#### AVAILABLE DATA:
* begin *

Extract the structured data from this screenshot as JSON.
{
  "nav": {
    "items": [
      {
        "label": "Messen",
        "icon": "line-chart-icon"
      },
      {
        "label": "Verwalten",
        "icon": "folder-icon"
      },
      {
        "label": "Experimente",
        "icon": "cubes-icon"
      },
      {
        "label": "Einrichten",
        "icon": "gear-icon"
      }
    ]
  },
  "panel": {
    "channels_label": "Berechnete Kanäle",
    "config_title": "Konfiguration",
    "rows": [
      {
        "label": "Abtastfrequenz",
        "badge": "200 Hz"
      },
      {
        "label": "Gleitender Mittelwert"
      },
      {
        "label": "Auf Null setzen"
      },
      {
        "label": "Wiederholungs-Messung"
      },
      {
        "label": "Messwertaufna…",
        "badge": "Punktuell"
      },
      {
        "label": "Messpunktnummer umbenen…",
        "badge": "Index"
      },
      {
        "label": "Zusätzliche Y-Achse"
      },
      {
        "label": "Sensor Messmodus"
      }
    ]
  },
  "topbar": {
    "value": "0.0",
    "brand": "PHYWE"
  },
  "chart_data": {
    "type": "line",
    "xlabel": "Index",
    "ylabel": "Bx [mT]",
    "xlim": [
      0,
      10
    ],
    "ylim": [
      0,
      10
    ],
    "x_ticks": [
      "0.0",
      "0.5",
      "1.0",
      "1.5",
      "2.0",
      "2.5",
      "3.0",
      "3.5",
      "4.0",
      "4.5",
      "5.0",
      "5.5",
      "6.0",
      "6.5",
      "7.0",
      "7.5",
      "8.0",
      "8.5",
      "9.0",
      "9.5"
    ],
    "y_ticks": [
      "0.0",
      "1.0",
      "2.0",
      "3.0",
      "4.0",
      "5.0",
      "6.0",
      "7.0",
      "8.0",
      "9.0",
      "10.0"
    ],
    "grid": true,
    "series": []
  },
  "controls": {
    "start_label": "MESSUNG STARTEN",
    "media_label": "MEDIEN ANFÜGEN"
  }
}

* end *

#### WHAT YOU HAVE TO DO:
Reproduce the complete set of lines precisely as supplied.

#### RESPONSE TO THIS EXERCISE:
Extract the structured data from this screenshot as JSON.
{
  "nav": {
    "items": [
      {
        "label": "Messen",
        "icon": "line-chart-icon"
      },
      {
        "label": "Verwalten",
        "icon": "folder-icon"
      },
      {
        "label": "Experimente",
        "icon": "cubes-icon"
      },
      {
        "label": "Einrichten",
        "icon": "gear-icon"
      }
    ]
  },
  "panel": {
    "channels_label": "Berechnete Kanäle",
    "config_title": "Konfiguration",
    "rows": [
      {
        "label": "Abtastfrequenz",
        "badge": "200 Hz"
      },
      {
        "label": "Gleitender Mittelwert"
      },
      {
        "label": "Auf Null setzen"
      },
      {
        "label": "Wiederholungs-Messung"
      },
      {
        "label": "Messwertaufna…",
        "badge": "Punktuell"
      },
      {
        "label": "Messpunktnummer umbenen…",
        "badge": "Index"
      },
      {
        "label": "Zusätzliche Y-Achse"
      },
      {
        "label": "Sensor Messmodus"
      }
    ]
  },
  "topbar": {
    "value": "0.0",
    "brand": "PHYWE"
  },
  "chart_data": {
    "type": "line",
    "xlabel": "Index",
    "ylabel": "Bx [mT]",
    "xlim": [
      0,
      10
    ],
    "ylim": [
      0,
      10
    ],
    "x_ticks": [
      "0.0",
      "0.5",
      "1.0",
      "1.5",
      "2.0",
      "2.5",
      "3.0",
      "3.5",
      "4.0",
      "4.5",
      "5.0",
      "5.5",
      "6.0",
      "6.5",
      "7.0",
      "7.5",
      "8.0",
      "8.5",
      "9.0",
      "9.5"
    ],
    "y_ticks": [
      "0.0",
      "1.0",
      "2.0",
      "3.0",
      "4.0",
      "5.0",
      "6.0",
      "7.0",
      "8.0",
      "9.0",
      "10.0"
    ],
    "grid": true,
    "series": []
  },
  "controls": {
    "start_label": "MESSUNG STARTEN",
    "media_label": "MEDIEN ANFÜGEN"
  }
}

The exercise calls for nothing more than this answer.